— Source passage —
────────────────
In this post I explain how jack_delay estimator works. This utility is part of Linux JACK audio framework, its source code is available here.
The utility is designed to measure round trip delay of sound cards, it calculates the delay from the phase of the returned signal. The output and the input of the sound card need to be connected by means of a loopback cable:
This is how the estimator is hooked up in the program. Jack offers a processing callback which is called on a high priority (Linux “real time”) dedicated thread, for low latency operation. This callback is registered by means of jack_set_process_callback API call. In the callback the delay estimator prepares and sends to output next audio buffer, and also receives a buffer of input data captured by the sound card. On the main thread the utility periodically checks and prints the current state of the delay estimator (mtdm):
What immediately occurred as strange to me is that the delay estimator class completely ignores the fact that it is being used in a multi-threaded setup—there are two threads that simultaneously read and write some of its fields, yet the latter are declared as ordinary variables. This gives the compiler a lot of freedom in rearranging the order of operations, which can affect correctness of the results. A correct modern solution would be to use atomic variables instead (but not a mutex, because the audio callback must call any function that could cause the thread to block, e.g. a function that attempts to acquire a mutex lock). Nevertheless, let’s ignore this shortcoming of the implementation and proceed to the delay estimation algorithm.
────────────────
— Excerpts from a layout annotation set —
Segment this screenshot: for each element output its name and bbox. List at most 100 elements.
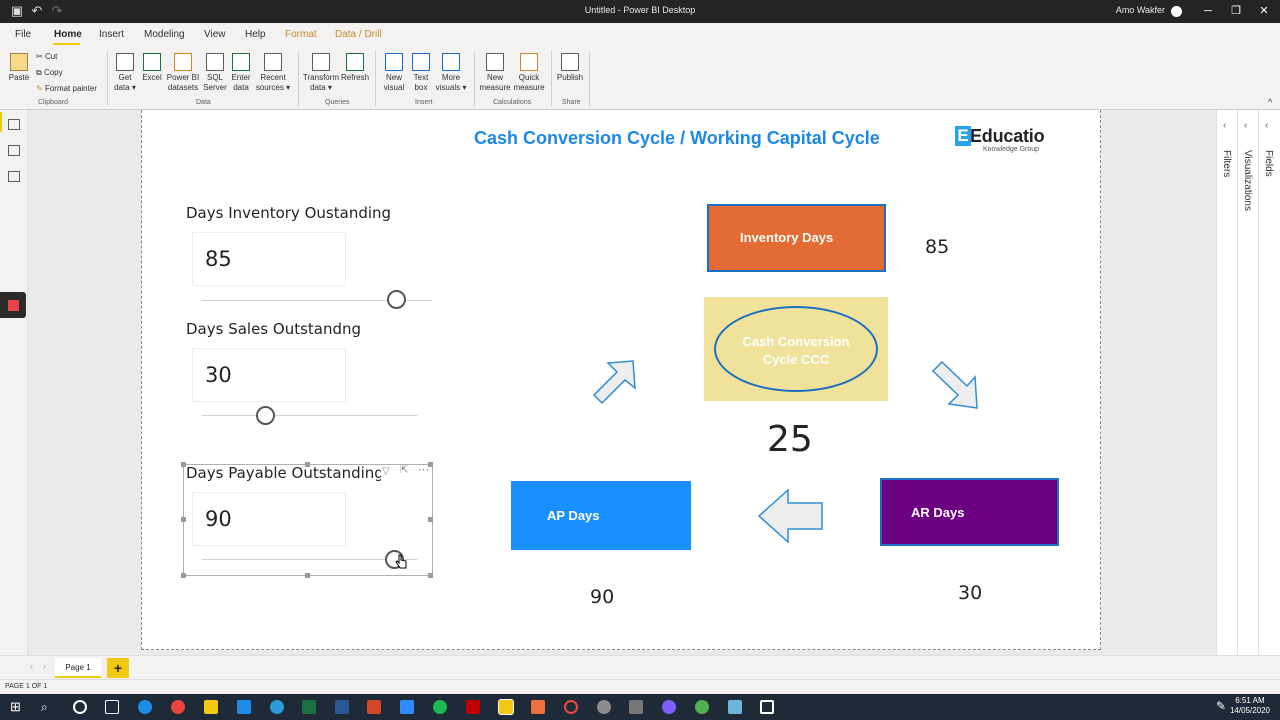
maximize-icon[interactable]: ❐ — [1225, 2, 1247, 20]
spotify-icon[interactable] — [433, 700, 447, 714]
cut-button[interactable]: ✂ Cut — [36, 52, 57, 61]
excel-taskbar-icon[interactable] — [302, 700, 316, 714]
ar-days-shape[interactable]: AR Days — [880, 478, 1059, 546]
filter-icon[interactable]: ▽ — [382, 466, 390, 477]
chevron-left-icon[interactable]: ‹ — [1223, 120, 1226, 131]
get-data-button[interactable]: Get data ▾ — [112, 53, 138, 93]
report-view-icon[interactable] — [8, 119, 20, 130]
inventory-days-value: 85 — [925, 236, 950, 258]
menu-home[interactable]: Home — [54, 29, 82, 40]
edge-icon[interactable] — [138, 700, 152, 714]
group-insert: Insert — [415, 99, 433, 106]
file-explorer-icon[interactable] — [204, 700, 218, 714]
next-page-icon[interactable]: › — [43, 661, 46, 671]
resize-handle[interactable] — [428, 517, 433, 522]
pbi-datasets-button[interactable]: Power BI datasets — [165, 53, 201, 93]
publish-button[interactable]: Publish — [555, 53, 585, 83]
recent-sources-button[interactable]: Recent sources ▾ — [255, 53, 291, 93]
fields-pane[interactable]: ‹ Fields — [1259, 110, 1280, 655]
slicer-value-inventory[interactable]: 85 — [192, 232, 346, 286]
slider-knob-inventory[interactable] — [387, 290, 406, 309]
data-view-icon[interactable] — [8, 145, 20, 156]
new-visual-button[interactable]: New visual — [380, 53, 408, 93]
refresh-icon — [346, 53, 364, 71]
menu-data-drill[interactable]: Data / Drill — [335, 29, 382, 40]
slicer-label-inventory: Days Inventory Oustanding — [186, 204, 392, 222]
add-page-button[interactable]: + — [107, 658, 129, 678]
slicer-value-payable[interactable]: 90 — [192, 492, 346, 546]
filezilla-icon[interactable] — [466, 700, 480, 714]
copy-button[interactable]: ⧉ Copy — [36, 68, 63, 78]
app-icon[interactable] — [270, 700, 284, 714]
prev-page-icon[interactable]: ‹ — [30, 661, 33, 671]
power-bi-icon[interactable] — [498, 699, 514, 715]
enter-data-button[interactable]: Enter data — [229, 53, 253, 93]
resize-handle[interactable] — [428, 573, 433, 578]
record-button[interactable] — [0, 292, 26, 318]
word-icon[interactable] — [335, 700, 349, 714]
powerpoint-icon[interactable] — [367, 700, 381, 714]
format-painter-button[interactable]: ✎ Format painter — [36, 84, 97, 93]
snip-icon[interactable] — [597, 700, 611, 714]
text-box-icon — [412, 53, 430, 71]
ap-days-shape[interactable]: AP Days — [511, 481, 691, 550]
model-view-icon[interactable] — [8, 171, 20, 182]
inventory-days-shape[interactable]: Inventory Days — [707, 204, 886, 272]
zoom-icon[interactable] — [400, 700, 414, 714]
photos-icon[interactable] — [629, 700, 643, 714]
app7-icon[interactable] — [760, 700, 774, 714]
search-icon[interactable]: ⌕ — [41, 700, 55, 714]
resize-handle[interactable] — [181, 517, 186, 522]
app5-icon[interactable] — [695, 700, 709, 714]
ribbon: Paste ✂ Cut ⧉ Copy ✎ Format painter Clip… — [0, 47, 1280, 110]
menu-insert[interactable]: Insert — [99, 29, 124, 40]
close-icon[interactable]: ✕ — [1253, 2, 1275, 20]
chevron-left-icon[interactable]: ‹ — [1244, 120, 1247, 131]
paste-button[interactable]: Paste — [6, 53, 32, 83]
resize-handle[interactable] — [181, 573, 186, 578]
visualizations-pane[interactable]: ‹ Visualizations — [1238, 110, 1259, 655]
slider-knob-sales[interactable] — [256, 406, 275, 425]
arrow-up-right-icon — [592, 360, 636, 405]
resize-handle[interactable] — [305, 573, 310, 578]
transform-data-button[interactable]: Transform data ▾ — [302, 53, 340, 93]
focus-mode-icon[interactable]: ⇱ — [400, 465, 408, 476]
pen-icon[interactable]: ✎ — [1216, 699, 1226, 713]
app4-icon[interactable] — [662, 700, 676, 714]
more-visuals-button[interactable]: More visuals ▾ — [434, 53, 468, 93]
menu-format[interactable]: Format — [285, 29, 317, 40]
chevron-left-icon[interactable]: ‹ — [1265, 120, 1268, 131]
menu-file[interactable]: File — [15, 29, 31, 40]
excel-button[interactable]: Excel — [140, 53, 164, 83]
minimize-icon[interactable]: ─ — [1197, 2, 1219, 20]
view-switcher — [0, 110, 28, 655]
filters-pane[interactable]: ‹ Filters — [1217, 110, 1238, 655]
cortana-icon[interactable] — [73, 700, 87, 714]
collapse-ribbon-icon[interactable]: ^ — [1268, 97, 1272, 107]
menu-view[interactable]: View — [204, 29, 226, 40]
ccc-shape[interactable]: Cash Conversion Cycle CCC — [704, 297, 888, 401]
group-clipboard: Clipboard — [38, 99, 68, 106]
slicer-label-sales: Days Sales Outstandng — [186, 320, 362, 338]
app6-icon[interactable] — [728, 700, 742, 714]
mail-icon[interactable] — [237, 700, 251, 714]
menu-help[interactable]: Help — [245, 29, 266, 40]
quick-measure-button[interactable]: Quick measure — [512, 53, 546, 93]
menu-modeling[interactable]: Modeling — [144, 29, 185, 40]
text-box-button[interactable]: Text box — [409, 53, 433, 93]
sql-server-button[interactable]: SQL Server — [202, 53, 228, 93]
tab-page-1[interactable]: Page 1 — [55, 658, 101, 678]
app3-icon[interactable] — [564, 700, 578, 714]
task-view-icon[interactable] — [105, 700, 119, 714]
chrome-icon[interactable] — [171, 700, 185, 714]
new-measure-button[interactable]: New measure — [478, 53, 512, 93]
system-clock[interactable]: 6:51 AM 14/05/2020 — [1230, 696, 1270, 716]
more-options-icon[interactable]: ⋯ — [418, 463, 429, 476]
slider-track-sales[interactable] — [202, 415, 417, 416]
avatar[interactable] — [1171, 6, 1182, 17]
user-name[interactable]: Amo Wakfer — [1116, 5, 1165, 15]
windows-start-icon[interactable]: ⊞ — [10, 700, 24, 714]
refresh-button[interactable]: Refresh — [341, 53, 369, 83]
app2-icon[interactable] — [531, 700, 545, 714]
slicer-value-sales[interactable]: 30 — [192, 348, 346, 402]
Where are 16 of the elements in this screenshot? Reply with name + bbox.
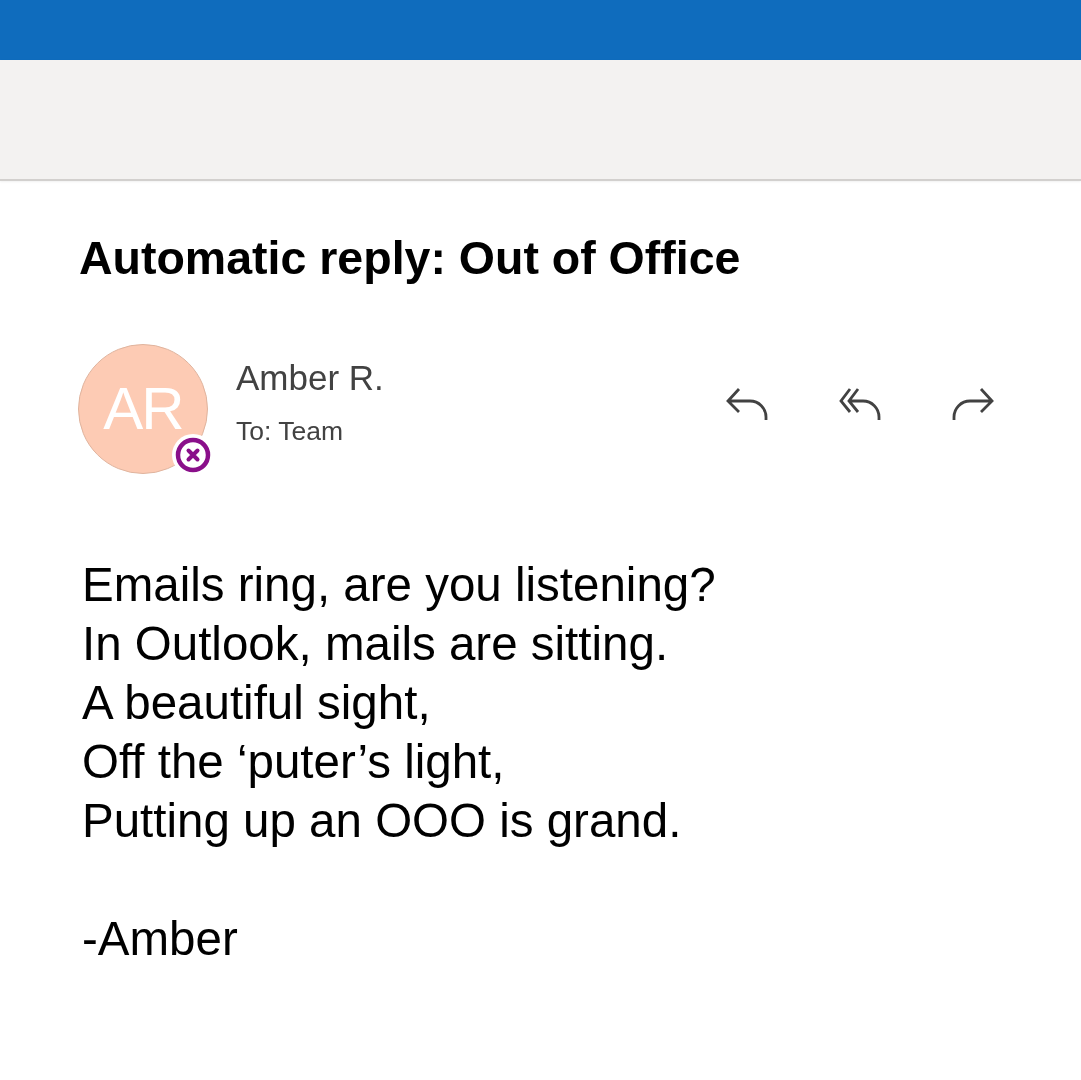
reply-button[interactable] xyxy=(726,387,768,421)
forward-icon xyxy=(952,387,994,421)
avatar-initials: AR xyxy=(103,377,183,441)
reply-all-icon xyxy=(839,387,881,421)
message-body-line: -Amber xyxy=(82,911,238,967)
reply-all-button[interactable] xyxy=(839,387,881,421)
message-body-line: A beautiful sight, xyxy=(82,675,431,731)
sender-name: Amber R. xyxy=(236,357,384,399)
message-body-line: Off the ‘puter’s light, xyxy=(82,734,505,790)
message-body-line: Putting up an OOO is grand. xyxy=(82,793,682,849)
message-body-line: In Outlook, mails are sitting. xyxy=(82,616,669,672)
recipients-line: To: Team xyxy=(236,416,344,447)
message-body-line: Emails ring, are you listening? xyxy=(82,557,716,613)
message-subject: Automatic reply: Out of Office xyxy=(79,232,741,285)
forward-button[interactable] xyxy=(952,387,994,421)
reply-icon xyxy=(726,387,768,421)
────────────────
— What this task involves —
From the post about the jack_delay utility, list every software name written entirely in lowercase letters, such as a utility, API call or object. Use only the post about the jack_delay utility.

— Written solution —
jack_delay
jack_set_process_callback
mtdm